Problem to solve >> Reproduce the records below word for word, starting at the first line and ending at the line that contains "preface-heading: 前言 [217, 227, 244, 242]", with that line included.
━━ Input ━━
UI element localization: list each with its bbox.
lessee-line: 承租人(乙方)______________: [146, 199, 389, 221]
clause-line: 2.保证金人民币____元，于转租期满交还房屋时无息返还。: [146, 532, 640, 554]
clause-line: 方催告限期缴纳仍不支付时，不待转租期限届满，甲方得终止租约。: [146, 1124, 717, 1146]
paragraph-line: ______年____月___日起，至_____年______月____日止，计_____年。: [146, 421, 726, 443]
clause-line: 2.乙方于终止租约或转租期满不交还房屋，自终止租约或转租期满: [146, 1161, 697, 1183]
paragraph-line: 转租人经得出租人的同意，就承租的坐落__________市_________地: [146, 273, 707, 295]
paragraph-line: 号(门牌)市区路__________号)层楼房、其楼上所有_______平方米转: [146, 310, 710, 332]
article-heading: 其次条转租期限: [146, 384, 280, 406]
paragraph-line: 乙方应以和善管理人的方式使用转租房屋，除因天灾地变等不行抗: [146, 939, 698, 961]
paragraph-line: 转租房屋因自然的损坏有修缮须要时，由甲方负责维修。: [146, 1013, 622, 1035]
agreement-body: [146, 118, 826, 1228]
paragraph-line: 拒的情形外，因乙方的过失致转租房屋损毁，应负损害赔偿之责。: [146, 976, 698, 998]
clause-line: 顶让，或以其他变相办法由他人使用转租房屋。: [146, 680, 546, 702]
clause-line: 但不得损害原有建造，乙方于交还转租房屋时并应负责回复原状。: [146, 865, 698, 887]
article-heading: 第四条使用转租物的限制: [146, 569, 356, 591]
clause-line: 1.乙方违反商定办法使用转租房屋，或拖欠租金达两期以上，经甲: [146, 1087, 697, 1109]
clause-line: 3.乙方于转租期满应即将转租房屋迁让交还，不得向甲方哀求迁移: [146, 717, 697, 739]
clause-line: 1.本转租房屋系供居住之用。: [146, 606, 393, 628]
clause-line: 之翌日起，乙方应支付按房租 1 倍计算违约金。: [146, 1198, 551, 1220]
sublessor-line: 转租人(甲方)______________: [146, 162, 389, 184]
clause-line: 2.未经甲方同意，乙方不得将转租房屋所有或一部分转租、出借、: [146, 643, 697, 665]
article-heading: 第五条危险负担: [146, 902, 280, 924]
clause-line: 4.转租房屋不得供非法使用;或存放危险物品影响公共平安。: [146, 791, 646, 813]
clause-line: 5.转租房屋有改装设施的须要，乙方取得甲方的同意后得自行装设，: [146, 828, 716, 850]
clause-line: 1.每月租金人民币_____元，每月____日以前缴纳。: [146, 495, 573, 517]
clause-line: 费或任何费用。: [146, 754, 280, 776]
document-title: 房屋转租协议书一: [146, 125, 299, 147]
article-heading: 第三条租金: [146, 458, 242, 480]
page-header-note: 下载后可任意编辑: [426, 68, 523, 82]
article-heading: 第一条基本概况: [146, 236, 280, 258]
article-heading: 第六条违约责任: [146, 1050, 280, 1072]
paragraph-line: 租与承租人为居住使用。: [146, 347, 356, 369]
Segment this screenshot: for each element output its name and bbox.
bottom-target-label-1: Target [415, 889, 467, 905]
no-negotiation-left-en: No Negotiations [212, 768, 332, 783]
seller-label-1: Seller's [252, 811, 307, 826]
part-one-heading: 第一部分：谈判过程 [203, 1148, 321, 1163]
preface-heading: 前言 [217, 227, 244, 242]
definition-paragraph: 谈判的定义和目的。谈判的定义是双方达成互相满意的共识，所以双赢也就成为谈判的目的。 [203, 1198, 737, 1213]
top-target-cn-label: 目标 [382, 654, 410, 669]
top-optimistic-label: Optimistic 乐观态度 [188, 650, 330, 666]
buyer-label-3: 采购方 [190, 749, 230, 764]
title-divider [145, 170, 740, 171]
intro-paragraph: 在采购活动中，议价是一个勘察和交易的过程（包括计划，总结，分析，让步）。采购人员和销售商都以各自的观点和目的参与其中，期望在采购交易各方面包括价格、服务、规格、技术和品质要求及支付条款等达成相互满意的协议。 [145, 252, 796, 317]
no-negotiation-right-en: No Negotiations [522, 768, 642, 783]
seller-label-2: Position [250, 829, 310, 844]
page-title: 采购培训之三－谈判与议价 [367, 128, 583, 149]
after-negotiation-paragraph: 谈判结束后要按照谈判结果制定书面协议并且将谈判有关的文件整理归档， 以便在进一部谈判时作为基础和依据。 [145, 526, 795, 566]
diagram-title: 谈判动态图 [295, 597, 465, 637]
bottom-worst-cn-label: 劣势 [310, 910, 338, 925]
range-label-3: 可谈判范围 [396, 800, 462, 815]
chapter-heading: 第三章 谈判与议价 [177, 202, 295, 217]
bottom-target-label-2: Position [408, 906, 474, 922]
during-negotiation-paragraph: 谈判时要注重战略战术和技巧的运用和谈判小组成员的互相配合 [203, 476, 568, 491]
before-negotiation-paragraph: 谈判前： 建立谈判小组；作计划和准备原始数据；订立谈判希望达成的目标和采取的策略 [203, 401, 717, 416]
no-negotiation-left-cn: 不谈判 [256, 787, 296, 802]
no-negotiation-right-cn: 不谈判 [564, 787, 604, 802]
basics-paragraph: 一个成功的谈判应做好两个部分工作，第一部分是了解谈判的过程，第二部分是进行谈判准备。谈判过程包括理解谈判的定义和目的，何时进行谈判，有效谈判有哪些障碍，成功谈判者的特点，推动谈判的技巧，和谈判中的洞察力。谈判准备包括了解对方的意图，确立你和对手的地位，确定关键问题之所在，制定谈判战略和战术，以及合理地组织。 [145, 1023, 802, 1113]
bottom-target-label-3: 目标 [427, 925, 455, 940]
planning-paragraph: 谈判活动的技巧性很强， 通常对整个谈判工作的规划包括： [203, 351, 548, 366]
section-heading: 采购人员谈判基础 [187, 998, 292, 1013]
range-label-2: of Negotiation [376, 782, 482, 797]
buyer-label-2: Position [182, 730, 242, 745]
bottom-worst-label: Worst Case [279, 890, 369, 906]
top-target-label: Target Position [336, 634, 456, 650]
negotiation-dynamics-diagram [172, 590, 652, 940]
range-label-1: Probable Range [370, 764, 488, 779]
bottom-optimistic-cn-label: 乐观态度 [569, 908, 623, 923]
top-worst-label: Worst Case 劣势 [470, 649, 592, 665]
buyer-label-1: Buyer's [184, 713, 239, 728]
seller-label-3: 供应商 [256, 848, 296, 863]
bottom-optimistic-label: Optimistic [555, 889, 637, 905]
━━━
The answer >>
UI element localization: list each with its bbox.
lessee-line: 承租人(乙方)______________: [146, 199, 389, 221]
clause-line: 2.保证金人民币____元，于转租期满交还房屋时无息返还。: [146, 532, 640, 554]
clause-line: 方催告限期缴纳仍不支付时，不待转租期限届满，甲方得终止租约。: [146, 1124, 717, 1146]
paragraph-line: ______年____月___日起，至_____年______月____日止，计_____年。: [146, 421, 726, 443]
clause-line: 2.乙方于终止租约或转租期满不交还房屋，自终止租约或转租期满: [146, 1161, 697, 1183]
paragraph-line: 转租人经得出租人的同意，就承租的坐落__________市_________地: [146, 273, 707, 295]
paragraph-line: 号(门牌)市区路__________号)层楼房、其楼上所有_______平方米转: [146, 310, 710, 332]
article-heading: 其次条转租期限: [146, 384, 280, 406]
paragraph-line: 乙方应以和善管理人的方式使用转租房屋，除因天灾地变等不行抗: [146, 939, 698, 961]
paragraph-line: 转租房屋因自然的损坏有修缮须要时，由甲方负责维修。: [146, 1013, 622, 1035]
agreement-body: [146, 118, 826, 1228]
paragraph-line: 拒的情形外，因乙方的过失致转租房屋损毁，应负损害赔偿之责。: [146, 976, 698, 998]
clause-line: 顶让，或以其他变相办法由他人使用转租房屋。: [146, 680, 546, 702]
clause-line: 但不得损害原有建造，乙方于交还转租房屋时并应负责回复原状。: [146, 865, 698, 887]
article-heading: 第四条使用转租物的限制: [146, 569, 356, 591]
clause-line: 1.乙方违反商定办法使用转租房屋，或拖欠租金达两期以上，经甲: [146, 1087, 697, 1109]
clause-line: 3.乙方于转租期满应即将转租房屋迁让交还，不得向甲方哀求迁移: [146, 717, 697, 739]
clause-line: 1.本转租房屋系供居住之用。: [146, 606, 393, 628]
clause-line: 之翌日起，乙方应支付按房租 1 倍计算违约金。: [146, 1198, 551, 1220]
sublessor-line: 转租人(甲方)______________: [146, 162, 389, 184]
clause-line: 2.未经甲方同意，乙方不得将转租房屋所有或一部分转租、出借、: [146, 643, 697, 665]
article-heading: 第五条危险负担: [146, 902, 280, 924]
clause-line: 4.转租房屋不得供非法使用;或存放危险物品影响公共平安。: [146, 791, 646, 813]
clause-line: 5.转租房屋有改装设施的须要，乙方取得甲方的同意后得自行装设，: [146, 828, 716, 850]
clause-line: 1.每月租金人民币_____元，每月____日以前缴纳。: [146, 495, 573, 517]
clause-line: 费或任何费用。: [146, 754, 280, 776]
document-title: 房屋转租协议书一: [146, 125, 299, 147]
article-heading: 第三条租金: [146, 458, 242, 480]
page-header-note: 下载后可任意编辑: [426, 68, 523, 82]
article-heading: 第一条基本概况: [146, 236, 280, 258]
article-heading: 第六条违约责任: [146, 1050, 280, 1072]
paragraph-line: 租与承租人为居住使用。: [146, 347, 356, 369]
Segment this screenshot: for each element output its name and bbox.
bottom-target-label-1: Target [415, 889, 467, 905]
no-negotiation-left-en: No Negotiations [212, 768, 332, 783]
seller-label-1: Seller's [252, 811, 307, 826]
part-one-heading: 第一部分：谈判过程 [203, 1148, 321, 1163]
preface-heading: 前言 [217, 227, 244, 242]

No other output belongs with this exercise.